[TASK STATEMENT] Take every line from the listing below that includes "Rate" and copy it.

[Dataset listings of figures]
- - - - -
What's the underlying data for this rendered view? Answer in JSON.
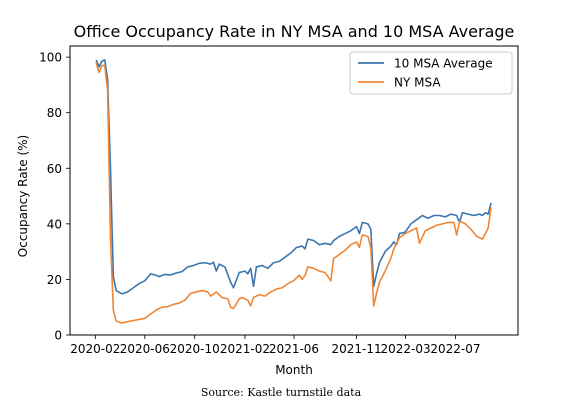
{
  "chart_data": {
    "type": "line",
    "title": "Office Occupancy Rate in NY MSA and 10 MSA Average",
    "xlabel": "Month",
    "ylabel": "Occupancy Rate (%)",
    "xlim": [
      "2019-12-01",
      "2022-12-01"
    ],
    "ylim": [
      0,
      104
    ],
    "xticks": [
      "2020-02-01",
      "2020-06-01",
      "2020-10-01",
      "2021-02-01",
      "2021-06-01",
      "2021-11-01",
      "2022-03-01",
      "2022-07-01"
    ],
    "xtick_labels": [
      "2020-02",
      "2020-06",
      "2020-10",
      "2021-02",
      "2021-06",
      "2021-11",
      "2022-03",
      "2022-07"
    ],
    "yticks": [
      0,
      20,
      40,
      60,
      80,
      100
    ],
    "grid": false,
    "legend_position": "top-right",
    "series": [
      {
        "name": "10 MSA Average",
        "color": "#3b75af",
        "points": [
          [
            "2020-02-03",
            99
          ],
          [
            "2020-02-10",
            96.5
          ],
          [
            "2020-02-17",
            98.5
          ],
          [
            "2020-02-24",
            99
          ],
          [
            "2020-03-02",
            92
          ],
          [
            "2020-03-09",
            60
          ],
          [
            "2020-03-16",
            21
          ],
          [
            "2020-03-23",
            16
          ],
          [
            "2020-04-06",
            14.8
          ],
          [
            "2020-04-20",
            15.5
          ],
          [
            "2020-05-04",
            17
          ],
          [
            "2020-05-18",
            18.5
          ],
          [
            "2020-06-01",
            19.5
          ],
          [
            "2020-06-15",
            22
          ],
          [
            "2020-06-29",
            21.5
          ],
          [
            "2020-07-06",
            21
          ],
          [
            "2020-07-20",
            21.8
          ],
          [
            "2020-08-03",
            21.6
          ],
          [
            "2020-08-17",
            22.3
          ],
          [
            "2020-08-31",
            22.8
          ],
          [
            "2020-09-14",
            24.5
          ],
          [
            "2020-09-28",
            25
          ],
          [
            "2020-10-12",
            25.8
          ],
          [
            "2020-10-26",
            26
          ],
          [
            "2020-11-09",
            25.5
          ],
          [
            "2020-11-16",
            26.2
          ],
          [
            "2020-11-23",
            23
          ],
          [
            "2020-11-30",
            25.5
          ],
          [
            "2020-12-14",
            24.5
          ],
          [
            "2020-12-28",
            19
          ],
          [
            "2021-01-04",
            17
          ],
          [
            "2021-01-18",
            22.5
          ],
          [
            "2021-02-01",
            23
          ],
          [
            "2021-02-08",
            22
          ],
          [
            "2021-02-15",
            24
          ],
          [
            "2021-02-22",
            17.5
          ],
          [
            "2021-03-01",
            24.5
          ],
          [
            "2021-03-15",
            25
          ],
          [
            "2021-03-29",
            24
          ],
          [
            "2021-04-12",
            26
          ],
          [
            "2021-04-26",
            26.5
          ],
          [
            "2021-05-10",
            28
          ],
          [
            "2021-05-24",
            29.5
          ],
          [
            "2021-06-07",
            31.5
          ],
          [
            "2021-06-21",
            32
          ],
          [
            "2021-06-28",
            31
          ],
          [
            "2021-07-05",
            34.5
          ],
          [
            "2021-07-19",
            34
          ],
          [
            "2021-08-02",
            32.5
          ],
          [
            "2021-08-16",
            33
          ],
          [
            "2021-08-30",
            32.5
          ],
          [
            "2021-09-06",
            34
          ],
          [
            "2021-09-20",
            35.5
          ],
          [
            "2021-10-04",
            36.5
          ],
          [
            "2021-10-18",
            37.5
          ],
          [
            "2021-11-01",
            39
          ],
          [
            "2021-11-08",
            36.5
          ],
          [
            "2021-11-15",
            40.5
          ],
          [
            "2021-11-29",
            40
          ],
          [
            "2021-12-06",
            38
          ],
          [
            "2021-12-13",
            17.5
          ],
          [
            "2021-12-20",
            22
          ],
          [
            "2021-12-27",
            26
          ],
          [
            "2022-01-10",
            30
          ],
          [
            "2022-01-24",
            32
          ],
          [
            "2022-01-31",
            33.5
          ],
          [
            "2022-02-07",
            32.5
          ],
          [
            "2022-02-14",
            36.5
          ],
          [
            "2022-02-28",
            37
          ],
          [
            "2022-03-14",
            40
          ],
          [
            "2022-03-28",
            41.5
          ],
          [
            "2022-04-11",
            43
          ],
          [
            "2022-04-25",
            42
          ],
          [
            "2022-05-09",
            43
          ],
          [
            "2022-05-23",
            43
          ],
          [
            "2022-06-06",
            42.5
          ],
          [
            "2022-06-20",
            43.5
          ],
          [
            "2022-07-04",
            43
          ],
          [
            "2022-07-11",
            40.5
          ],
          [
            "2022-07-18",
            44
          ],
          [
            "2022-08-01",
            43.5
          ],
          [
            "2022-08-15",
            43
          ],
          [
            "2022-08-29",
            43.5
          ],
          [
            "2022-09-05",
            43
          ],
          [
            "2022-09-12",
            44
          ],
          [
            "2022-09-19",
            43.5
          ],
          [
            "2022-09-26",
            47.5
          ]
        ]
      },
      {
        "name": "NY MSA",
        "color": "#ef8636",
        "points": [
          [
            "2020-02-03",
            98
          ],
          [
            "2020-02-10",
            94.5
          ],
          [
            "2020-02-17",
            97
          ],
          [
            "2020-02-24",
            97
          ],
          [
            "2020-03-02",
            88
          ],
          [
            "2020-03-09",
            35
          ],
          [
            "2020-03-16",
            9
          ],
          [
            "2020-03-23",
            5
          ],
          [
            "2020-04-06",
            4.3
          ],
          [
            "2020-04-20",
            4.8
          ],
          [
            "2020-05-04",
            5.2
          ],
          [
            "2020-05-18",
            5.6
          ],
          [
            "2020-06-01",
            6
          ],
          [
            "2020-06-15",
            7.5
          ],
          [
            "2020-06-29",
            9
          ],
          [
            "2020-07-13",
            10
          ],
          [
            "2020-07-27",
            10.2
          ],
          [
            "2020-08-10",
            11
          ],
          [
            "2020-08-24",
            11.5
          ],
          [
            "2020-09-07",
            12.5
          ],
          [
            "2020-09-21",
            15
          ],
          [
            "2020-10-05",
            15.5
          ],
          [
            "2020-10-19",
            16
          ],
          [
            "2020-11-02",
            15.5
          ],
          [
            "2020-11-09",
            14
          ],
          [
            "2020-11-23",
            15.5
          ],
          [
            "2020-12-07",
            13.5
          ],
          [
            "2020-12-21",
            13
          ],
          [
            "2020-12-28",
            10
          ],
          [
            "2021-01-04",
            9.5
          ],
          [
            "2021-01-18",
            13
          ],
          [
            "2021-01-25",
            13.5
          ],
          [
            "2021-02-08",
            12.5
          ],
          [
            "2021-02-15",
            10.5
          ],
          [
            "2021-02-22",
            13.5
          ],
          [
            "2021-03-08",
            14.5
          ],
          [
            "2021-03-22",
            14
          ],
          [
            "2021-04-05",
            15.5
          ],
          [
            "2021-04-19",
            16.5
          ],
          [
            "2021-05-03",
            17
          ],
          [
            "2021-05-17",
            18.5
          ],
          [
            "2021-05-31",
            19.5
          ],
          [
            "2021-06-14",
            21.5
          ],
          [
            "2021-06-21",
            20
          ],
          [
            "2021-06-28",
            21.5
          ],
          [
            "2021-07-05",
            24.5
          ],
          [
            "2021-07-19",
            24
          ],
          [
            "2021-08-02",
            23
          ],
          [
            "2021-08-16",
            22.5
          ],
          [
            "2021-08-30",
            19.5
          ],
          [
            "2021-09-06",
            27.5
          ],
          [
            "2021-09-20",
            29
          ],
          [
            "2021-10-04",
            30.5
          ],
          [
            "2021-10-18",
            32.5
          ],
          [
            "2021-11-01",
            33.5
          ],
          [
            "2021-11-08",
            31.5
          ],
          [
            "2021-11-15",
            36
          ],
          [
            "2021-11-29",
            35.5
          ],
          [
            "2021-12-06",
            31
          ],
          [
            "2021-12-13",
            10.5
          ],
          [
            "2021-12-20",
            15
          ],
          [
            "2021-12-27",
            19
          ],
          [
            "2022-01-10",
            23
          ],
          [
            "2022-01-24",
            27.5
          ],
          [
            "2022-01-31",
            31
          ],
          [
            "2022-02-14",
            35
          ],
          [
            "2022-02-28",
            36.5
          ],
          [
            "2022-03-14",
            37.5
          ],
          [
            "2022-03-28",
            38.5
          ],
          [
            "2022-04-04",
            33
          ],
          [
            "2022-04-18",
            37.5
          ],
          [
            "2022-05-02",
            38.5
          ],
          [
            "2022-05-16",
            39.5
          ],
          [
            "2022-05-30",
            40
          ],
          [
            "2022-06-13",
            40.5
          ],
          [
            "2022-06-27",
            40.5
          ],
          [
            "2022-07-04",
            36
          ],
          [
            "2022-07-11",
            41
          ],
          [
            "2022-07-25",
            40
          ],
          [
            "2022-08-08",
            38
          ],
          [
            "2022-08-22",
            35.5
          ],
          [
            "2022-09-05",
            34.5
          ],
          [
            "2022-09-19",
            38.5
          ],
          [
            "2022-09-26",
            46
          ]
        ]
      }
    ]
  },
  "footer": {
    "source": "Source: Kastle turnstile data"
  }
}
- - - - -
[WRITTEN ANSWER]
    "title": "Office Occupancy Rate in NY MSA and 10 MSA Average",
    "ylabel": "Occupancy Rate (%)",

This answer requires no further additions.